***** Extracted data
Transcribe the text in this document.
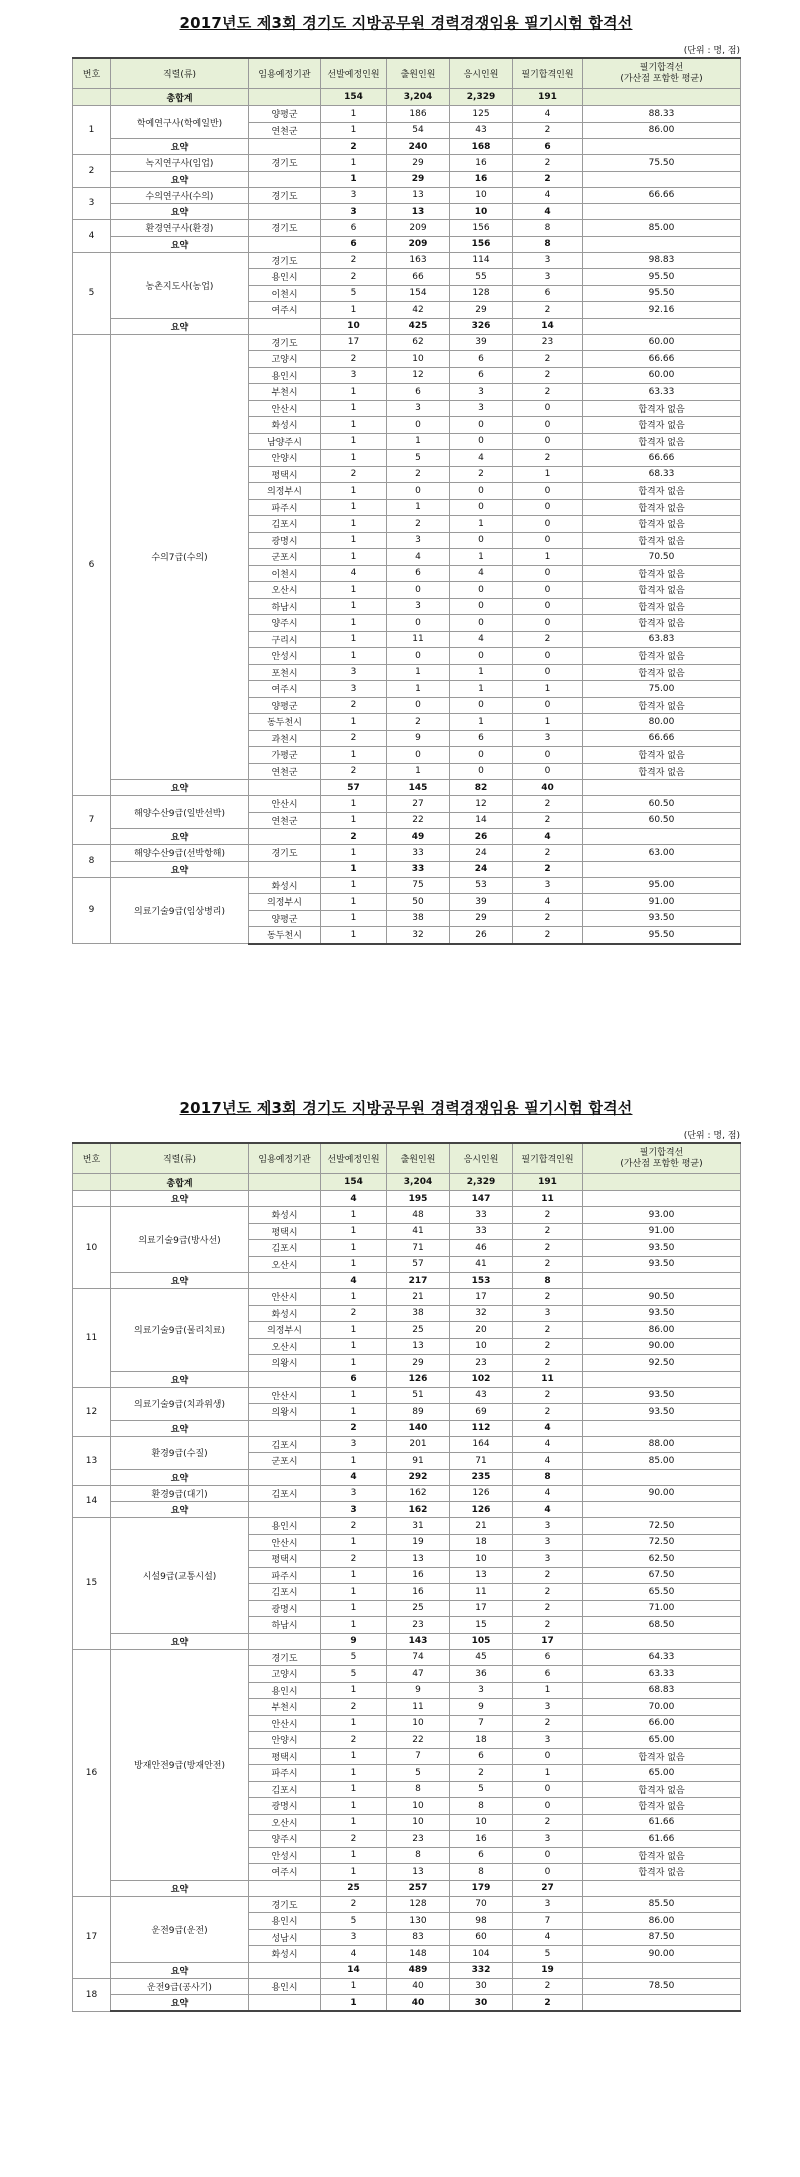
2017년도 제3회 경기도 지방공무원 경력경쟁임용 필기시험 합격선
(단위 : 명, 점)
번호	직렬(류)	임용예정기관	선발예정인원	출원인원	응시인원	필기합격인원	필기합격선
(가산점 포함한 평균)
	총합계		154	3,204	2,329	191	
1	학예연구사(학예일반)	양평군	1	186	125	4	88.33
		연천군	1	54	43	2	86.00
	요약		2	240	168	6	
2	녹지연구사(임업)	경기도	1	29	16	2	75.50
	요약		1	29	16	2	
3	수의연구사(수의)	경기도	3	13	10	4	66.66
	요약		3	13	10	4	
4	환경연구사(환경)	경기도	6	209	156	8	85.00
	요약		6	209	156	8	
5	농촌지도사(농업)	경기도	2	163	114	3	98.83
		용인시	2	66	55	3	95.50
		이천시	5	154	128	6	95.50
		여주시	1	42	29	2	92.16
	요약		10	425	326	14	
6	수의7급(수의)	경기도	17	62	39	23	60.00
		고양시	2	10	6	2	66.66
		용인시	3	12	6	2	60.00
		부천시	1	6	3	2	63.33
		안산시	1	3	3	0	합격자 없음
		화성시	1	0	0	0	합격자 없음
		남양주시	1	1	0	0	합격자 없음
		안양시	1	5	4	2	66.66
		평택시	2	2	2	1	68.33
		의정부시	1	0	0	0	합격자 없음
		파주시	1	1	0	0	합격자 없음
		김포시	1	2	1	0	합격자 없음
		광명시	1	3	0	0	합격자 없음
		군포시	1	4	1	1	70.50
		이천시	4	6	4	0	합격자 없음
		오산시	1	0	0	0	합격자 없음
		하남시	1	3	0	0	합격자 없음
		양주시	1	0	0	0	합격자 없음
		구리시	1	11	4	2	63.83
		안성시	1	0	0	0	합격자 없음
		포천시	3	1	1	0	합격자 없음
		여주시	3	1	1	1	75.00
		양평군	2	0	0	0	합격자 없음
		동두천시	1	2	1	1	80.00
		과천시	2	9	6	3	66.66
		가평군	1	0	0	0	합격자 없음
		연천군	2	1	0	0	합격자 없음
	요약		57	145	82	40	
7	해양수산9급(일반선박)	안산시	1	27	12	2	60.50
		연천군	1	22	14	2	60.50
	요약		2	49	26	4	
8	해양수산9급(선박항해)	경기도	1	33	24	2	63.00
	요약		1	33	24	2	
9	의료기술9급(임상병리)	화성시	1	75	53	3	95.00
		의정부시	1	50	39	4	91.00
		양평군	1	38	29	2	93.50
		동두천시	1	32	26	2	95.50
2017년도 제3회 경기도 지방공무원 경력경쟁임용 필기시험 합격선
(단위 : 명, 점)
번호	직렬(류)	임용예정기관	선발예정인원	출원인원	응시인원	필기합격인원	필기합격선
(가산점 포함한 평균)
	총합계		154	3,204	2,329	191	
	요약		4	195	147	11	
10	의료기술9급(방사선)	화성시	1	48	33	2	93.00
		평택시	1	41	33	2	91.00
		김포시	1	71	46	2	93.50
		오산시	1	57	41	2	93.50
	요약		4	217	153	8	
11	의료기술9급(물리치료)	안산시	1	21	17	2	90.50
		화성시	2	38	32	3	93.50
		의정부시	1	25	20	2	86.00
		오산시	1	13	10	2	90.00
		의왕시	1	29	23	2	92.50
	요약		6	126	102	11	
12	의료기술9급(치과위생)	안산시	1	51	43	2	93.50
		의왕시	1	89	69	2	93.50
	요약		2	140	112	4	
13	환경9급(수질)	김포시	3	201	164	4	88.00
		군포시	1	91	71	4	85.00
	요약		4	292	235	8	
14	환경9급(대기)	김포시	3	162	126	4	90.00
	요약		3	162	126	4	
15	시설9급(교통시설)	용인시	2	31	21	3	72.50
		안산시	1	19	18	3	72.50
		평택시	2	13	10	3	62.50
		파주시	1	16	13	2	67.50
		김포시	1	16	11	2	65.50
		광명시	1	25	17	2	71.00
		하남시	1	23	15	2	68.50
	요약		9	143	105	17	
16	방재안전9급(방재안전)	경기도	5	74	45	6	64.33
		고양시	5	47	36	6	63.33
		용인시	1	9	3	1	68.83
		부천시	2	11	9	3	70.00
		안산시	1	10	7	2	66.00
		안양시	2	22	18	3	65.00
		평택시	1	7	6	0	합격자 없음
		파주시	1	5	2	1	65.00
		김포시	1	8	5	0	합격자 없음
		광명시	1	10	8	0	합격자 없음
		오산시	1	10	10	2	61.66
		양주시	2	23	16	3	61.66
		안성시	1	8	6	0	합격자 없음
		여주시	1	13	8	0	합격자 없음
	요약		25	257	179	27	
17	운전9급(운전)	경기도	2	128	70	3	85.50
		용인시	5	130	98	7	86.00
		성남시	3	83	60	4	87.50
		화성시	4	148	104	5	90.00
	요약		14	489	332	19	
18	운전9급(공사기)	용인시	1	40	30	2	78.50
	요약		1	40	30	2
**********
• [Brief]:
Each entry above should be reproduced exactly, with the pictures removed.

• [Full solution]:
Transcribe the text in this document.
2017년도 제3회 경기도 지방공무원 경력경쟁임용 필기시험 합격선
(단위 : 명, 점)
번호	직렬(류)	임용예정기관	선발예정인원	출원인원	응시인원	필기합격인원	필기합격선
(가산점 포함한 평균)
	총합계		154	3,204	2,329	191	
1	학예연구사(학예일반)	양평군	1	186	125	4	88.33
		연천군	1	54	43	2	86.00
	요약		2	240	168	6	
2	녹지연구사(임업)	경기도	1	29	16	2	75.50
	요약		1	29	16	2	
3	수의연구사(수의)	경기도	3	13	10	4	66.66
	요약		3	13	10	4	
4	환경연구사(환경)	경기도	6	209	156	8	85.00
	요약		6	209	156	8	
5	농촌지도사(농업)	경기도	2	163	114	3	98.83
		용인시	2	66	55	3	95.50
		이천시	5	154	128	6	95.50
		여주시	1	42	29	2	92.16
	요약		10	425	326	14	
6	수의7급(수의)	경기도	17	62	39	23	60.00
		고양시	2	10	6	2	66.66
		용인시	3	12	6	2	60.00
		부천시	1	6	3	2	63.33
		안산시	1	3	3	0	합격자 없음
		화성시	1	0	0	0	합격자 없음
		남양주시	1	1	0	0	합격자 없음
		안양시	1	5	4	2	66.66
		평택시	2	2	2	1	68.33
		의정부시	1	0	0	0	합격자 없음
		파주시	1	1	0	0	합격자 없음
		김포시	1	2	1	0	합격자 없음
		광명시	1	3	0	0	합격자 없음
		군포시	1	4	1	1	70.50
		이천시	4	6	4	0	합격자 없음
		오산시	1	0	0	0	합격자 없음
		하남시	1	3	0	0	합격자 없음
		양주시	1	0	0	0	합격자 없음
		구리시	1	11	4	2	63.83
		안성시	1	0	0	0	합격자 없음
		포천시	3	1	1	0	합격자 없음
		여주시	3	1	1	1	75.00
		양평군	2	0	0	0	합격자 없음
		동두천시	1	2	1	1	80.00
		과천시	2	9	6	3	66.66
		가평군	1	0	0	0	합격자 없음
		연천군	2	1	0	0	합격자 없음
	요약		57	145	82	40	
7	해양수산9급(일반선박)	안산시	1	27	12	2	60.50
		연천군	1	22	14	2	60.50
	요약		2	49	26	4	
8	해양수산9급(선박항해)	경기도	1	33	24	2	63.00
	요약		1	33	24	2	
9	의료기술9급(임상병리)	화성시	1	75	53	3	95.00
		의정부시	1	50	39	4	91.00
		양평군	1	38	29	2	93.50
		동두천시	1	32	26	2	95.50
2017년도 제3회 경기도 지방공무원 경력경쟁임용 필기시험 합격선
(단위 : 명, 점)
번호	직렬(류)	임용예정기관	선발예정인원	출원인원	응시인원	필기합격인원	필기합격선
(가산점 포함한 평균)
	총합계		154	3,204	2,329	191	
	요약		4	195	147	11	
10	의료기술9급(방사선)	화성시	1	48	33	2	93.00
		평택시	1	41	33	2	91.00
		김포시	1	71	46	2	93.50
		오산시	1	57	41	2	93.50
	요약		4	217	153	8	
11	의료기술9급(물리치료)	안산시	1	21	17	2	90.50
		화성시	2	38	32	3	93.50
		의정부시	1	25	20	2	86.00
		오산시	1	13	10	2	90.00
		의왕시	1	29	23	2	92.50
	요약		6	126	102	11	
12	의료기술9급(치과위생)	안산시	1	51	43	2	93.50
		의왕시	1	89	69	2	93.50
	요약		2	140	112	4	
13	환경9급(수질)	김포시	3	201	164	4	88.00
		군포시	1	91	71	4	85.00
	요약		4	292	235	8	
14	환경9급(대기)	김포시	3	162	126	4	90.00
	요약		3	162	126	4	
15	시설9급(교통시설)	용인시	2	31	21	3	72.50
		안산시	1	19	18	3	72.50
		평택시	2	13	10	3	62.50
		파주시	1	16	13	2	67.50
		김포시	1	16	11	2	65.50
		광명시	1	25	17	2	71.00
		하남시	1	23	15	2	68.50
	요약		9	143	105	17	
16	방재안전9급(방재안전)	경기도	5	74	45	6	64.33
		고양시	5	47	36	6	63.33
		용인시	1	9	3	1	68.83
		부천시	2	11	9	3	70.00
		안산시	1	10	7	2	66.00
		안양시	2	22	18	3	65.00
		평택시	1	7	6	0	합격자 없음
		파주시	1	5	2	1	65.00
		김포시	1	8	5	0	합격자 없음
		광명시	1	10	8	0	합격자 없음
		오산시	1	10	10	2	61.66
		양주시	2	23	16	3	61.66
		안성시	1	8	6	0	합격자 없음
		여주시	1	13	8	0	합격자 없음
	요약		25	257	179	27	
17	운전9급(운전)	경기도	2	128	70	3	85.50
		용인시	5	130	98	7	86.00
		성남시	3	83	60	4	87.50
		화성시	4	148	104	5	90.00
	요약		14	489	332	19	
18	운전9급(공사기)	용인시	1	40	30	2	78.50
	요약		1	40	30	2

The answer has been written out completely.